-- Start Input data --

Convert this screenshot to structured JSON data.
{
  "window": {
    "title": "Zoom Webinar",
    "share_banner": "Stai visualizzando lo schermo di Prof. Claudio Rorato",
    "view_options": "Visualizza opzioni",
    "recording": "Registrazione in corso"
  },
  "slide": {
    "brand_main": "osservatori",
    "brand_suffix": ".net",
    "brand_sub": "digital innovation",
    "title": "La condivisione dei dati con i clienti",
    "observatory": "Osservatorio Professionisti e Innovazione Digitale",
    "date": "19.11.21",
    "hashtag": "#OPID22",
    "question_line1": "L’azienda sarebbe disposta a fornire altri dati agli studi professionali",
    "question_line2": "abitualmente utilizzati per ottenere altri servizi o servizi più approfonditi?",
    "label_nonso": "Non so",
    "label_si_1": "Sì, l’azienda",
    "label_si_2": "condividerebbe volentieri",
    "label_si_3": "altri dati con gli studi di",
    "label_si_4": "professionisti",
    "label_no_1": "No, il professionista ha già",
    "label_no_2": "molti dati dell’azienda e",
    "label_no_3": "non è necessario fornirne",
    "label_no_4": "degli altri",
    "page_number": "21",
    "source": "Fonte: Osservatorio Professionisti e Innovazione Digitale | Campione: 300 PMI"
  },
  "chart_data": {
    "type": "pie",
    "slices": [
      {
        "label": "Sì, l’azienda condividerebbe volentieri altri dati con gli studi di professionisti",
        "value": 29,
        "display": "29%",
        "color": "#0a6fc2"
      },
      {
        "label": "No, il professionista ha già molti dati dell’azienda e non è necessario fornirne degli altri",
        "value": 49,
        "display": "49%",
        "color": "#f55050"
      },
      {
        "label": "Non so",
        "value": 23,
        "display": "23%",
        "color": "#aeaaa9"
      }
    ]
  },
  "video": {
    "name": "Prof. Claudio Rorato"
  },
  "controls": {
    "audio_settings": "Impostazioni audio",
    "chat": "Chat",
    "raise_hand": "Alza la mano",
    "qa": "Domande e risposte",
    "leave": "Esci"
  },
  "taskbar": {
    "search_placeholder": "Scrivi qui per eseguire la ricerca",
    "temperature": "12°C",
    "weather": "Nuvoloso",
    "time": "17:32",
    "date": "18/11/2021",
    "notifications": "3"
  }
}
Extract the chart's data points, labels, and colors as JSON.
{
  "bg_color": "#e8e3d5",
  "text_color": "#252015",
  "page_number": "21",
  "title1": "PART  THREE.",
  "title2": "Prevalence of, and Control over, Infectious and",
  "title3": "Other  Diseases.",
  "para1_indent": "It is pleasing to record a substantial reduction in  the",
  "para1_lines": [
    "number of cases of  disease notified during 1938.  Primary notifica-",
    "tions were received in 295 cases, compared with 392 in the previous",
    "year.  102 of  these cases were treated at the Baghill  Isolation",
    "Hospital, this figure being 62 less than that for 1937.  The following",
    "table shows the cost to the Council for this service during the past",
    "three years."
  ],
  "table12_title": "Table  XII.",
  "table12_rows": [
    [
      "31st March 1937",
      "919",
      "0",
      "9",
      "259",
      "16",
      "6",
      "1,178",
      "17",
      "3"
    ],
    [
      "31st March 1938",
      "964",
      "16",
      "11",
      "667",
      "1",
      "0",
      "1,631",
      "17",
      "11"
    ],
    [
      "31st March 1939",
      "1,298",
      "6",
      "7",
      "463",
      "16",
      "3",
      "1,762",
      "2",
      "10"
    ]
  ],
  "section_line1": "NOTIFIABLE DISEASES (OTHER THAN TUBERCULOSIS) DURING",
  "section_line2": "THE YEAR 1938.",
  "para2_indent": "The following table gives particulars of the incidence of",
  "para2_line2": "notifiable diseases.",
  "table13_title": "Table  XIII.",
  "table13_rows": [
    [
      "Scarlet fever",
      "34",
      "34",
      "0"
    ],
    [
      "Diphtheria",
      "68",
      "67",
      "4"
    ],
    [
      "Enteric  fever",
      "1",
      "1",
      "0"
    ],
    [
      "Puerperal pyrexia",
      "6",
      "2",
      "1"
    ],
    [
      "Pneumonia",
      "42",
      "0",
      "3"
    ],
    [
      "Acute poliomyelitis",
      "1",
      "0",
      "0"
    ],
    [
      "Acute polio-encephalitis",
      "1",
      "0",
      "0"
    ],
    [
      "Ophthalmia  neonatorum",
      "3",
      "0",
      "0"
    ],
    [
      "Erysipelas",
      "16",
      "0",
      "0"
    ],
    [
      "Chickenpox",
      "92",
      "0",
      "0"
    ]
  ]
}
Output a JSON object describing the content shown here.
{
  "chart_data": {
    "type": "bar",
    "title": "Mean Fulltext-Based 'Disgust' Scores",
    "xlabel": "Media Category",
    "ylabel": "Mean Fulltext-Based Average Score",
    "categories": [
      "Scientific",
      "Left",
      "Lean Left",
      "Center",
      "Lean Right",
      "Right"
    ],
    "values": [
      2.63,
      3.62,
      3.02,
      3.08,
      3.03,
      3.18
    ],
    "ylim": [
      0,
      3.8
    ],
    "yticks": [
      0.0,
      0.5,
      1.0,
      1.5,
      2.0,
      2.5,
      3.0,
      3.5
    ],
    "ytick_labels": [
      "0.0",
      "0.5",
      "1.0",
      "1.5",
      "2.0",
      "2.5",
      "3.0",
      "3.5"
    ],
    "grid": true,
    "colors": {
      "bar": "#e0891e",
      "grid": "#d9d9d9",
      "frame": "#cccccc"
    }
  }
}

-- End Input data --

Aim: Copy only the stretch running from the line containing "Output a JSON" to the final line of the entries, both ends included, exactly as it stands.

Correct response:
Output a JSON object describing the content shown here.
{
  "chart_data": {
    "type": "bar",
    "title": "Mean Fulltext-Based 'Disgust' Scores",
    "xlabel": "Media Category",
    "ylabel": "Mean Fulltext-Based Average Score",
    "categories": [
      "Scientific",
      "Left",
      "Lean Left",
      "Center",
      "Lean Right",
      "Right"
    ],
    "values": [
      2.63,
      3.62,
      3.02,
      3.08,
      3.03,
      3.18
    ],
    "ylim": [
      0,
      3.8
    ],
    "yticks": [
      0.0,
      0.5,
      1.0,
      1.5,
      2.0,
      2.5,
      3.0,
      3.5
    ],
    "ytick_labels": [
      "0.0",
      "0.5",
      "1.0",
      "1.5",
      "2.0",
      "2.5",
      "3.0",
      "3.5"
    ],
    "grid": true,
    "colors": {
      "bar": "#e0891e",
      "grid": "#d9d9d9",
      "frame": "#cccccc"
    }
  }
}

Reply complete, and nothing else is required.